WHAT IS NEEDED: Show each line that has the string "привлеченных" in it.
┌─ DATA FOR THE TASK
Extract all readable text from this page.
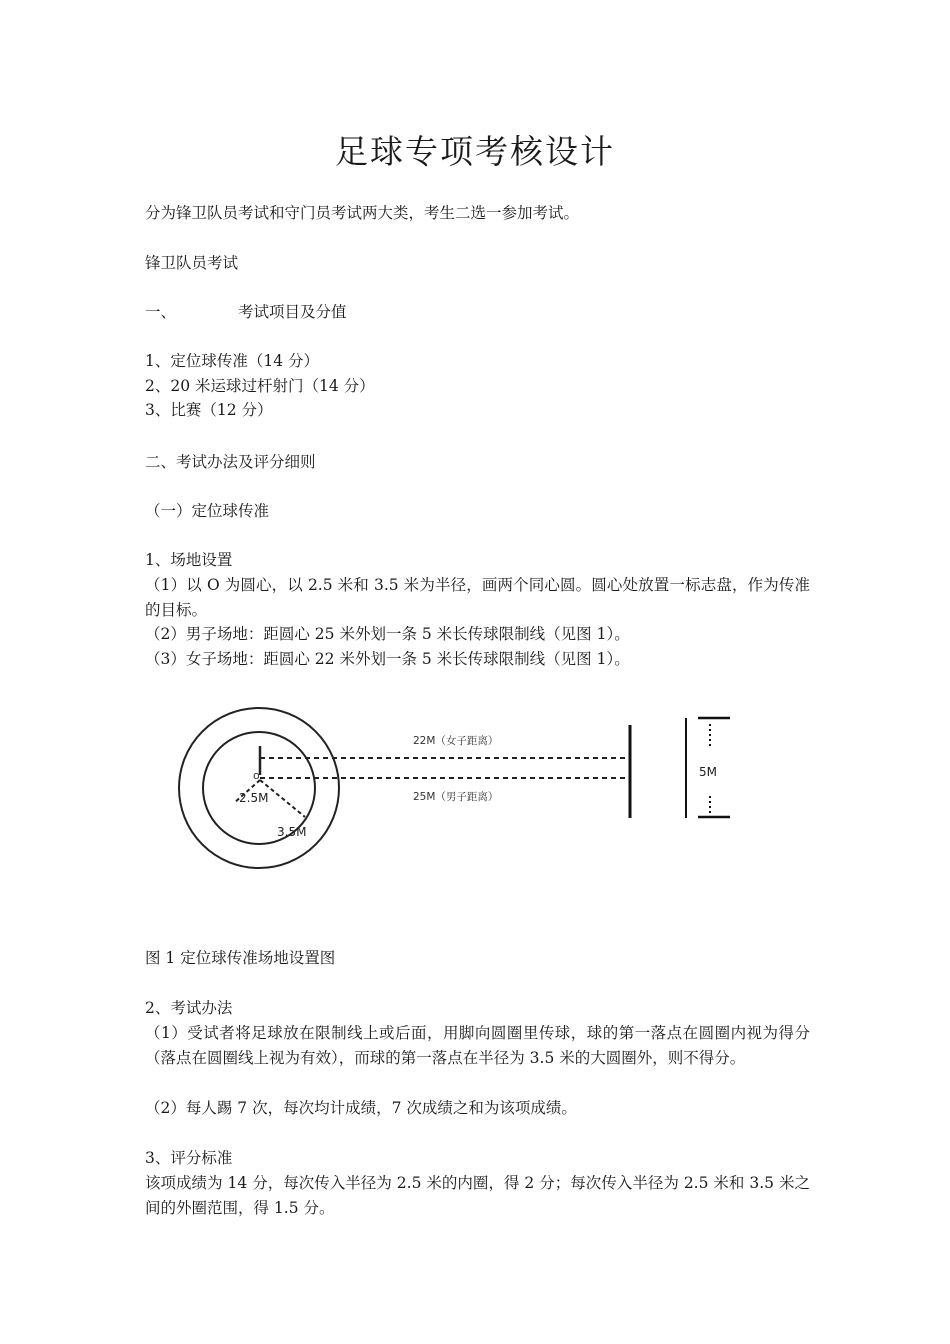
足球专项考核设计
分为锋卫队员考试和守门员考试两大类，考生二选一参加考试。
锋卫队员考试
一、	考试项目及分值
1、定位球传准（14 分）
2、20 米运球过杆射门（14 分）
3、比赛（12 分）
二、考试办法及评分细则
（一）定位球传准
1、场地设置
（1）以 O 为圆心，以 2.5 米和 3.5 米为半径，画两个同心圆。圆心处放置一标志盘，作为传准的目标。
（2）男子场地：距圆心 25 米外划一条 5 米长传球限制线（见图 1）。
（3）女子场地：距圆心 22 米外划一条 5 米长传球限制线（见图 1）。
o
22M（女子距离）
25M（男子距离）
2.5M
3.5M
5M
图 1 定位球传准场地设置图
2、考试办法
（1）受试者将足球放在限制线上或后面，用脚向圆圈里传球，球的第一落点在圆圈内视为得分（落点在圆圈线上视为有效），而球的第一落点在半径为 3.5 米的大圆圈外，则不得分。
（2）每人踢 7 次，每次均计成绩，7 次成绩之和为该项成绩。
3、评分标准
该项成绩为 14 分，每次传入半径为 2.5 米的内圈，得 2 分；每次传入半径为 2.5 米和 3.5 米之间的外圈范围，得 1.5 分。
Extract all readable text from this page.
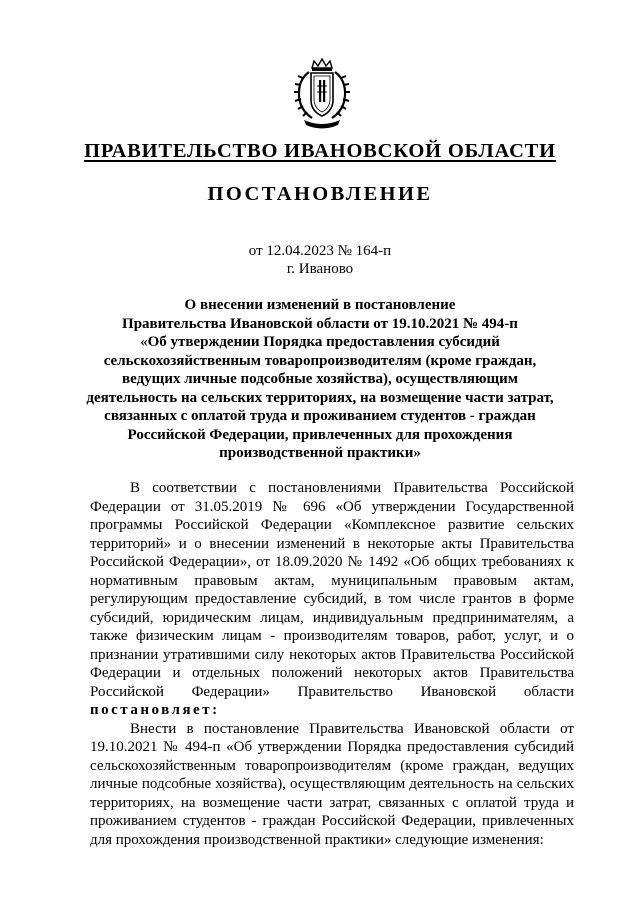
ПРАВИТЕЛЬСТВО ИВАНОВСКОЙ ОБЛАСТИ
ПОСТАНОВЛЕНИЕ
от 12.04.2023 № 164-п
г. Иваново
О внесении изменений в постановление
Правительства Ивановской области от 19.10.2021 № 494-п
«Об утверждении Порядка предоставления субсидий
сельскохозяйственным товаропроизводителям (кроме граждан,
ведущих личные подсобные хозяйства), осуществляющим
деятельность на сельских территориях, на возмещение части затрат,
связанных с оплатой труда и проживанием студентов - граждан
Российской Федерации, привлеченных для прохождения
производственной практики»

В соответствии с постановлениями Правительства Российской Федерации от 31.05.2019 № 696 «Об утверждении Государственной программы Российской Федерации «Комплексное развитие сельских территорий» и о внесении изменений в некоторые акты Правительства Российской Федерации», от 18.09.2020 № 1492 «Об общих требованиях к нормативным правовым актам, муниципальным правовым актам, регулирующим предоставление субсидий, в том числе грантов в форме субсидий, юридическим лицам, индивидуальным предпринимателям, а также физическим лицам - производителям товаров, работ, услуг, и о признании утратившими силу некоторых актов Правительства Российской Федерации и отдельных положений некоторых актов Правительства Российской Федерации» Правительство Ивановской области постановляет:

Внести в постановление Правительства Ивановской области от 19.10.2021 № 494-п «Об утверждении Порядка предоставления субсидий сельскохозяйственным товаропроизводителям (кроме граждан, ведущих личные подсобные хозяйства), осуществляющим деятельность на сельских территориях, на возмещение части затрат, связанных с оплатой труда и проживанием студентов - граждан Российской Федерации, привлеченных для прохождения производственной практики» следующие изменения:
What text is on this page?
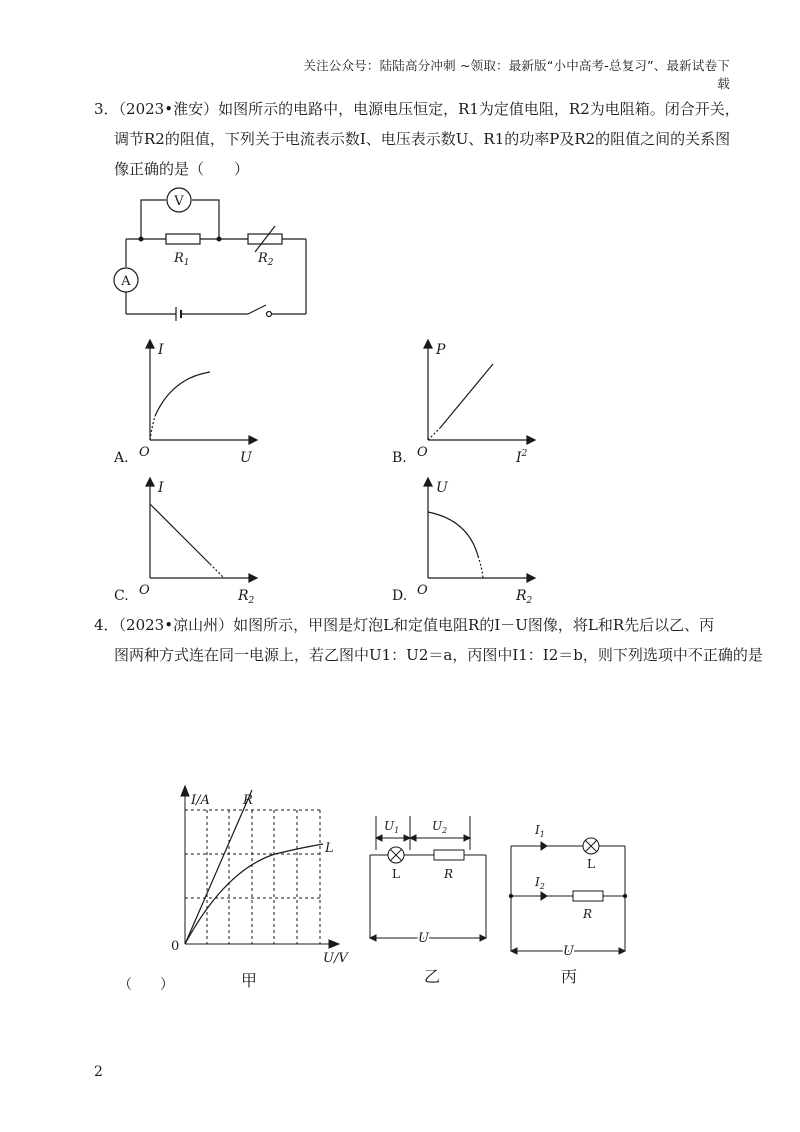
关注公众号：陆陆高分冲刺 ~领取：最新版“小中高考-总复习”、最新试卷下载
3．（2023•淮安）如图所示的电路中，电源电压恒定，R1为定值电阻，R2为电阻箱。闭合开关，
调节R2的阻值，下列关于电流表示数I、电压表示数U、R1的功率P及R2的阻值之间的关系图
像正确的是（　　）
V
A
$R_1$	$R_2$
I
O	U
A.
P
O	$I^2$
B.
I
O	$R_2$
C.
U
O	$R_2$
D.
4．（2023•凉山州）如图所示，甲图是灯泡L和定值电阻R的I－U图像，将L和R先后以乙、丙
图两种方式连在同一电源上，若乙图中U1：U2＝a，丙图中I1：I2＝b，则下列选项中不正确的是
I/A	R
L
0
U/V
甲
$U_1$	$U_2$
L	R
U
乙
$I_1$
$I_2$
L
R
U
丙
（　　）
2
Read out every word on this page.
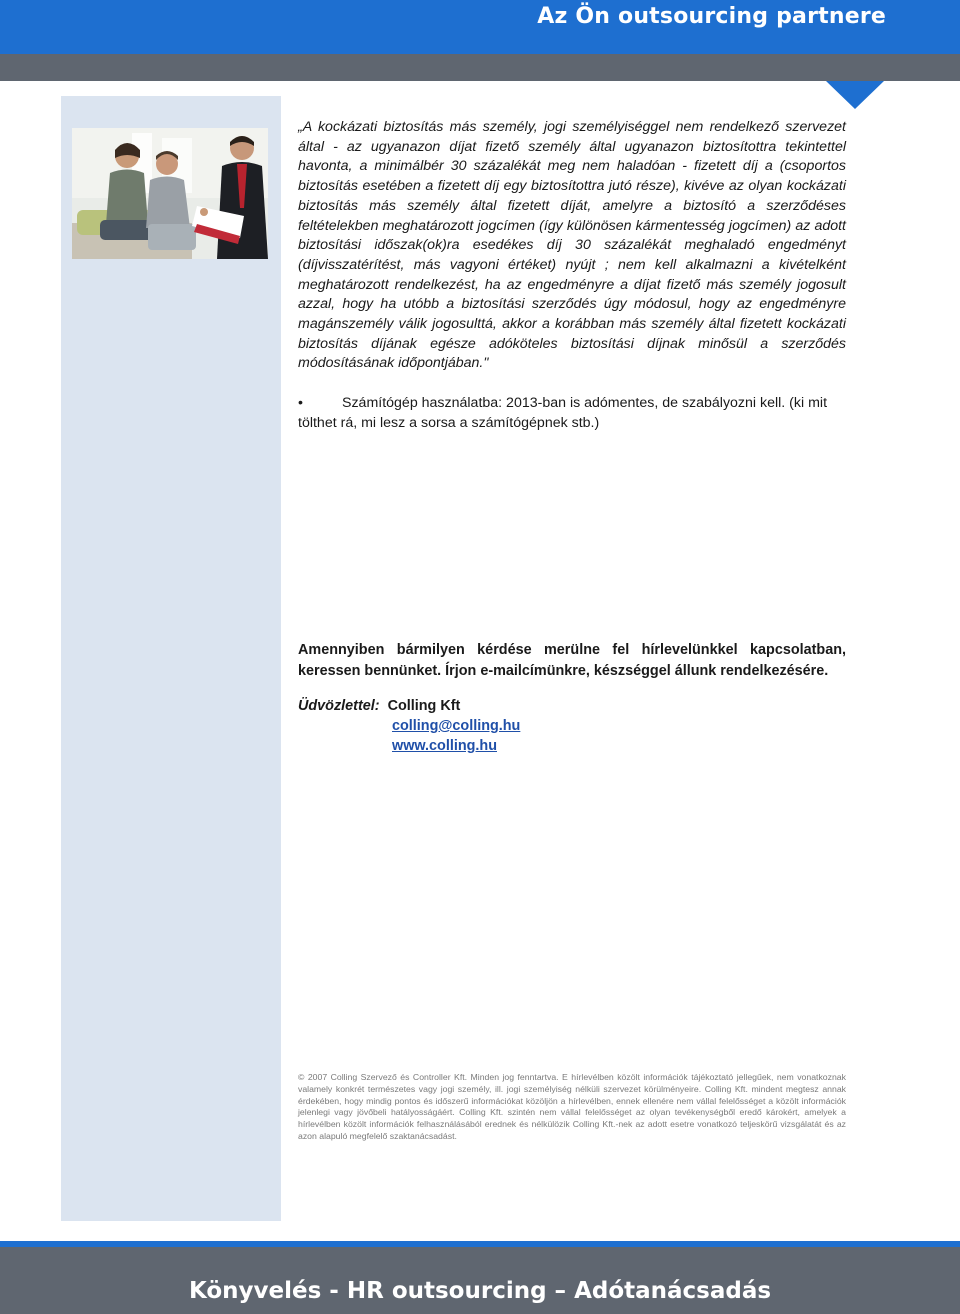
Az Ön outsourcing partnere

„A kockázati biztosítás más személy, jogi személyiséggel nem rendelkező szervezet által - az ugyanazon díjat fizető személy által ugyanazon biztosítottra tekintettel havonta, a minimálbér 30 százalékát meg nem haladóan - fizetett díj a (csoportos biztosítás esetében a fizetett díj egy biztosítottra jutó része), kivéve az olyan kockázati biztosítás más személy által fizetett díját, amelyre a biztosító a szerződéses feltételekben meghatározott jogcímen (így különösen kármentesség jogcímen) az adott biztosítási időszak(ok)ra esedékes díj 30 százalékát meghaladó engedményt (díjvisszatérítést, más vagyoni értéket) nyújt ; nem kell alkalmazni a kivételként meghatározott rendelkezést, ha az engedményre a díjat fizető más személy jogosult azzal, hogy ha utóbb a biztosítási szerződés úgy módosul, hogy az engedményre magánszemély válik jogosulttá, akkor a korábban más személy által fizetett kockázati biztosítás díjának egésze adóköteles biztosítási díjnak minősül a szerződés módosításának időpontjában."

•	Számítógép használatba: 2013-ban is adómentes, de szabályozni kell. (ki mit tölthet rá, mi lesz a sorsa a számítógépnek stb.)

Amennyiben bármilyen kérdése merülne fel hírlevelünkkel kapcsolatban, keressen bennünket. Írjon e-mailcímünkre, készséggel állunk rendelkezésére.

Üdvözlettel: Colling Kft
colling@colling.hu
www.colling.hu

© 2007 Colling Szervező és Controller Kft. Minden jog fenntartva. E hírlevélben közölt információk tájékoztató jellegűek, nem vonatkoznak valamely konkrét természetes vagy jogi személy, ill. jogi személyiség nélküli szervezet körülményeire. Colling Kft. mindent megtesz annak érdekében, hogy mindig pontos és időszerű információkat közöljön a hírlevélben, ennek ellenére nem vállal felelősséget a közölt információk jelenlegi vagy jövőbeli hatályosságáért. Colling Kft. szintén nem vállal felelősséget az olyan tevékenységből eredő károkért, amelyek a hírlevélben közölt információk felhasználásából erednek és nélkülözik Colling Kft.-nek az adott esetre vonatkozó teljeskörű vizsgálatát és az azon alapuló megfelelő szaktanácsadást.

Könyvelés - HR outsourcing – Adótanácsadás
└─
TASK ANSWER:
Российской Федерации, привлеченных для прохождения
Внести в постановление Правительства Ивановской области от 19.10.2021 № 494-п «Об утверждении Порядка предоставления субсидий сельскохозяйственным товаропроизводителям (кроме граждан, ведущих личные подсобные хозяйства), осуществляющим деятельность на сельских территориях, на возмещение части затрат, связанных с оплатой труда и проживанием студентов - граждан Российской Федерации, привлеченных для прохождения производственной практики» следующие изменения:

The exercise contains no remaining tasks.